» **EXERCISE INPUT**:
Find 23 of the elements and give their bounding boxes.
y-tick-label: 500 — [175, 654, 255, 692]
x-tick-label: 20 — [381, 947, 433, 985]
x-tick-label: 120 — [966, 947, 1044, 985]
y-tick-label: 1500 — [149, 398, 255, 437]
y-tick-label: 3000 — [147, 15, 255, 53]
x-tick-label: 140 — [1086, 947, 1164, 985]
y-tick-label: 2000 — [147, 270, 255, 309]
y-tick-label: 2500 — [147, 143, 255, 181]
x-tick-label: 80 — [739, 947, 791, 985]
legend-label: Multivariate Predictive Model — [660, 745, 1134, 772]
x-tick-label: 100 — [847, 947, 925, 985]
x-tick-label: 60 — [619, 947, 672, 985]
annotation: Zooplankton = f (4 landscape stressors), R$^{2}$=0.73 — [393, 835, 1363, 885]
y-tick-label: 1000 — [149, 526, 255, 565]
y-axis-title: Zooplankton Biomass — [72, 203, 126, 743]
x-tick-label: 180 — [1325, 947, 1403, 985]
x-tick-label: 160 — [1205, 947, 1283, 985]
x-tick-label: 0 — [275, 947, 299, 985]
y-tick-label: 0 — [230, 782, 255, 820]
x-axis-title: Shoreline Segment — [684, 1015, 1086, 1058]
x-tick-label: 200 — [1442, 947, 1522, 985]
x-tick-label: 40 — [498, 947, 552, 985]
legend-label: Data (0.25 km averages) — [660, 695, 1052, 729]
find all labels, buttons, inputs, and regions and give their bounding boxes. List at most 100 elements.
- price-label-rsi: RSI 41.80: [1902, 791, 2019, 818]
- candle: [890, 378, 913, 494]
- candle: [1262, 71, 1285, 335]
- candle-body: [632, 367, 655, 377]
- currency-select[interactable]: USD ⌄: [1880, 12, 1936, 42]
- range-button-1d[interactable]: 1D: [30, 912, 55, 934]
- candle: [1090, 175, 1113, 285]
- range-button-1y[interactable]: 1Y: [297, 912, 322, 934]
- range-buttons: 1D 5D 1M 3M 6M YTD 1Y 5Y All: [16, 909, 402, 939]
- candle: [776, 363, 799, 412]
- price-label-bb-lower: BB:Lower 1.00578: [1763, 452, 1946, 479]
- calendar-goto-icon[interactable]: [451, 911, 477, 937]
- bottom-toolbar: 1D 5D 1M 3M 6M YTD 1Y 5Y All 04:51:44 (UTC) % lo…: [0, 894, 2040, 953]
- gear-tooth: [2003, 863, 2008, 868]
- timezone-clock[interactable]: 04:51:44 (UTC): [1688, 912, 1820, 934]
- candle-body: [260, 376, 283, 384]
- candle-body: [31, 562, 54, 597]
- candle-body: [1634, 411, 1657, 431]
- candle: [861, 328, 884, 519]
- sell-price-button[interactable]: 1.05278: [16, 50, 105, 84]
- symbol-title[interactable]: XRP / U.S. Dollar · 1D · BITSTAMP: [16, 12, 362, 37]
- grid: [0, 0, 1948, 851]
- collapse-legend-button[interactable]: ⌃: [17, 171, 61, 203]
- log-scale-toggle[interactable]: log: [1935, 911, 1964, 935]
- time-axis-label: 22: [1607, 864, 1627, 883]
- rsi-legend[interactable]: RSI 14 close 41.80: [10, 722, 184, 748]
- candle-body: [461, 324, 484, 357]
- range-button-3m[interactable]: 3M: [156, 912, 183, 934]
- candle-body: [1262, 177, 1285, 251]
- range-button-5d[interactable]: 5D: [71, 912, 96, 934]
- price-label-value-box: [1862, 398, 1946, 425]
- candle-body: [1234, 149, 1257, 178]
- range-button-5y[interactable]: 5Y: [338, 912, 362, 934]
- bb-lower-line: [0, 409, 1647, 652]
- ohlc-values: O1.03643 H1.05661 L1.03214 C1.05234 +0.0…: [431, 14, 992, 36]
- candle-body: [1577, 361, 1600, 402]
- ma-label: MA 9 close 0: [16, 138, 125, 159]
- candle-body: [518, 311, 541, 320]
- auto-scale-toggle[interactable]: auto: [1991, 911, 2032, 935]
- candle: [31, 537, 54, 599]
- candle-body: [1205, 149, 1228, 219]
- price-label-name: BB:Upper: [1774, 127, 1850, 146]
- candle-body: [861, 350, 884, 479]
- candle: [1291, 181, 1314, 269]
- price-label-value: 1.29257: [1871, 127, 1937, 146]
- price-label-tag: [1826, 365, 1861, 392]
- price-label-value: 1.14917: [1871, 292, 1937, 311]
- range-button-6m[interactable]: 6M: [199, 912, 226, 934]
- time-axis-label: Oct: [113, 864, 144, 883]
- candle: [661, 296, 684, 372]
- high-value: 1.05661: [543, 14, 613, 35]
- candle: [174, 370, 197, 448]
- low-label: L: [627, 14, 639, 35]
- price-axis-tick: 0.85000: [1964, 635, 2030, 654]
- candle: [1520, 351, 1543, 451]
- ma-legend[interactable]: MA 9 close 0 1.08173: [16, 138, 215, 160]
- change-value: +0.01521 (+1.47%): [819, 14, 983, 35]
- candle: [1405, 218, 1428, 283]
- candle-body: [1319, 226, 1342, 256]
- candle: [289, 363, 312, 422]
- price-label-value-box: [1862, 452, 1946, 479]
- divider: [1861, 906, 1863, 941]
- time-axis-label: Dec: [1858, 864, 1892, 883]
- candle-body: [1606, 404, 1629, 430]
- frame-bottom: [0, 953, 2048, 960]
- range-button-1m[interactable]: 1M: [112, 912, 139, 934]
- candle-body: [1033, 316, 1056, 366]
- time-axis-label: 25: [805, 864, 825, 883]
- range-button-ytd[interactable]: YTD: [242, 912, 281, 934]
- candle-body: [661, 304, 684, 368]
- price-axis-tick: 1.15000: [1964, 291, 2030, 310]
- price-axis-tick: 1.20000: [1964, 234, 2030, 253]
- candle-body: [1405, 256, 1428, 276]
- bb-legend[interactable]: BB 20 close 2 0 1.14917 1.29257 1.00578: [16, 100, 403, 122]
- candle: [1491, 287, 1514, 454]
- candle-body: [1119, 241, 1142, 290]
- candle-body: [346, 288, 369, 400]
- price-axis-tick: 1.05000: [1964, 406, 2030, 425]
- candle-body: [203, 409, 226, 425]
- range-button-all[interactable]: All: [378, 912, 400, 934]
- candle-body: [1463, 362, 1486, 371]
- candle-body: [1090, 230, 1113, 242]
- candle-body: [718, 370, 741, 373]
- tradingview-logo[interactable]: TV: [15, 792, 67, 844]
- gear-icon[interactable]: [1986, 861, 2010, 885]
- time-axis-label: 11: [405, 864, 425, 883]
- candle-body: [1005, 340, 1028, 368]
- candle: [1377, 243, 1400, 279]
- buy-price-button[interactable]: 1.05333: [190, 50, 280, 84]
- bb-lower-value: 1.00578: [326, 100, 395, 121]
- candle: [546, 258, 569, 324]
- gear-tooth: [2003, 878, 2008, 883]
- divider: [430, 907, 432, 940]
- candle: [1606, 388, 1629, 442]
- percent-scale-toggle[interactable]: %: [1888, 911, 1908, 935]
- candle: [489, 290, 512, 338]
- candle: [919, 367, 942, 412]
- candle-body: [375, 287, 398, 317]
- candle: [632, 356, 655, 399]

» **WORK TO COMPLETE**:
Copy every line of the records above word for word, with nothing left out or changed.

» **TASK ANSWER**:
Find 23 of the elements and give their bounding boxes.
y-tick-label: 500 — [175, 654, 255, 692]
x-tick-label: 20 — [381, 947, 433, 985]
x-tick-label: 120 — [966, 947, 1044, 985]
y-tick-label: 1500 — [149, 398, 255, 437]
y-tick-label: 3000 — [147, 15, 255, 53]
x-tick-label: 140 — [1086, 947, 1164, 985]
y-tick-label: 2000 — [147, 270, 255, 309]
y-tick-label: 2500 — [147, 143, 255, 181]
x-tick-label: 80 — [739, 947, 791, 985]
legend-label: Multivariate Predictive Model — [660, 745, 1134, 772]
x-tick-label: 100 — [847, 947, 925, 985]
x-tick-label: 60 — [619, 947, 672, 985]
annotation: Zooplankton = f (4 landscape stressors), R$^{2}$=0.73 — [393, 835, 1363, 885]
y-tick-label: 1000 — [149, 526, 255, 565]
y-axis-title: Zooplankton Biomass — [72, 203, 126, 743]
x-tick-label: 180 — [1325, 947, 1403, 985]
x-tick-label: 160 — [1205, 947, 1283, 985]
x-tick-label: 0 — [275, 947, 299, 985]
y-tick-label: 0 — [230, 782, 255, 820]
x-axis-title: Shoreline Segment — [684, 1015, 1086, 1058]
x-tick-label: 200 — [1442, 947, 1522, 985]
x-tick-label: 40 — [498, 947, 552, 985]
legend-label: Data (0.25 km averages) — [660, 695, 1052, 729]
find all labels, buttons, inputs, and regions and give their bounding boxes. List at most 100 elements.
- price-label-rsi: RSI 41.80: [1902, 791, 2019, 818]
- candle: [890, 378, 913, 494]
- candle: [1262, 71, 1285, 335]
- candle-body: [632, 367, 655, 377]
- currency-select[interactable]: USD ⌄: [1880, 12, 1936, 42]
- range-button-1d[interactable]: 1D: [30, 912, 55, 934]
- candle: [1090, 175, 1113, 285]
- range-button-1y[interactable]: 1Y: [297, 912, 322, 934]
- range-buttons: 1D 5D 1M 3M 6M YTD 1Y 5Y All: [16, 909, 402, 939]
- candle: [776, 363, 799, 412]
- price-label-bb-lower: BB:Lower 1.00578: [1763, 452, 1946, 479]
- calendar-goto-icon[interactable]: [451, 911, 477, 937]
- bottom-toolbar: 1D 5D 1M 3M 6M YTD 1Y 5Y All 04:51:44 (UTC) % lo…: [0, 894, 2040, 953]
- gear-tooth: [2003, 863, 2008, 868]
- timezone-clock[interactable]: 04:51:44 (UTC): [1688, 912, 1820, 934]
- candle-body: [260, 376, 283, 384]
- candle-body: [31, 562, 54, 597]
- candle-body: [1634, 411, 1657, 431]
- candle: [861, 328, 884, 519]
- sell-price-button[interactable]: 1.05278: [16, 50, 105, 84]
- symbol-title[interactable]: XRP / U.S. Dollar · 1D · BITSTAMP: [16, 12, 362, 37]
- grid: [0, 0, 1948, 851]
- collapse-legend-button[interactable]: ⌃: [17, 171, 61, 203]
- log-scale-toggle[interactable]: log: [1935, 911, 1964, 935]
- time-axis-label: 22: [1607, 864, 1627, 883]
- rsi-legend[interactable]: RSI 14 close 41.80: [10, 722, 184, 748]
- candle-body: [461, 324, 484, 357]
- range-button-3m[interactable]: 3M: [156, 912, 183, 934]
- candle-body: [1262, 177, 1285, 251]
- range-button-5d[interactable]: 5D: [71, 912, 96, 934]
- price-label-value-box: [1862, 398, 1946, 425]
- candle-body: [1234, 149, 1257, 178]
- range-button-5y[interactable]: 5Y: [338, 912, 362, 934]
- bb-lower-line: [0, 409, 1647, 652]
- ohlc-values: O1.03643 H1.05661 L1.03214 C1.05234 +0.0…: [431, 14, 992, 36]
- candle-body: [1577, 361, 1600, 402]
- ma-label: MA 9 close 0: [16, 138, 125, 159]
- candle-body: [518, 311, 541, 320]
- auto-scale-toggle[interactable]: auto: [1991, 911, 2032, 935]
- candle: [31, 537, 54, 599]
- candle-body: [1205, 149, 1228, 219]
- price-label-name: BB:Upper: [1774, 127, 1850, 146]
- candle-body: [861, 350, 884, 479]
- candle: [1291, 181, 1314, 269]
- price-label-value: 1.29257: [1871, 127, 1937, 146]
- price-label-tag: [1826, 365, 1861, 392]
- price-label-value: 1.14917: [1871, 292, 1937, 311]
- range-button-6m[interactable]: 6M: [199, 912, 226, 934]
- time-axis-label: Oct: [113, 864, 144, 883]
- candle: [661, 296, 684, 372]
- high-value: 1.05661: [543, 14, 613, 35]
- candle: [174, 370, 197, 448]
- low-label: L: [627, 14, 639, 35]
- price-axis-tick: 0.85000: [1964, 635, 2030, 654]
- candle: [1520, 351, 1543, 451]
- ma-legend[interactable]: MA 9 close 0 1.08173: [16, 138, 215, 160]
- change-value: +0.01521 (+1.47%): [819, 14, 983, 35]
- candle: [1405, 218, 1428, 283]
- candle-body: [1319, 226, 1342, 256]
- candle: [289, 363, 312, 422]
- price-label-value-box: [1862, 452, 1946, 479]
- divider: [1861, 906, 1863, 941]
- time-axis-label: Dec: [1858, 864, 1892, 883]
- candle-body: [1606, 404, 1629, 430]
- frame-bottom: [0, 953, 2048, 960]
- range-button-1m[interactable]: 1M: [112, 912, 139, 934]
- candle-body: [1033, 316, 1056, 366]
- time-axis-label: 25: [805, 864, 825, 883]
- range-button-ytd[interactable]: YTD: [242, 912, 281, 934]
- candle-body: [661, 304, 684, 368]
- price-axis-tick: 1.15000: [1964, 291, 2030, 310]
- price-axis-tick: 1.20000: [1964, 234, 2030, 253]
- candle-body: [1405, 256, 1428, 276]
- bb-legend[interactable]: BB 20 close 2 0 1.14917 1.29257 1.00578: [16, 100, 403, 122]
- candle: [1491, 287, 1514, 454]
- candle-body: [1119, 241, 1142, 290]
- candle-body: [346, 288, 369, 400]
- price-axis-tick: 1.05000: [1964, 406, 2030, 425]
- candle-body: [203, 409, 226, 425]
- range-button-all[interactable]: All: [378, 912, 400, 934]
- candle-body: [1463, 362, 1486, 371]
- candle-body: [1090, 230, 1113, 242]
- candle-body: [718, 370, 741, 373]
- tradingview-logo[interactable]: TV: [15, 792, 67, 844]
- gear-icon[interactable]: [1986, 861, 2010, 885]
- time-axis-label: 11: [405, 864, 425, 883]
- candle-body: [1005, 340, 1028, 368]
- candle: [1377, 243, 1400, 279]
- buy-price-button[interactable]: 1.05333: [190, 50, 280, 84]
- bb-lower-value: 1.00578: [326, 100, 395, 121]
- candle: [546, 258, 569, 324]
- gear-tooth: [2003, 878, 2008, 883]
- divider: [430, 907, 432, 940]
- candle: [1606, 388, 1629, 442]
- percent-scale-toggle[interactable]: %: [1888, 911, 1908, 935]
- candle: [489, 290, 512, 338]
- candle: [919, 367, 942, 412]
- candle-body: [375, 287, 398, 317]
- candle: [632, 356, 655, 399]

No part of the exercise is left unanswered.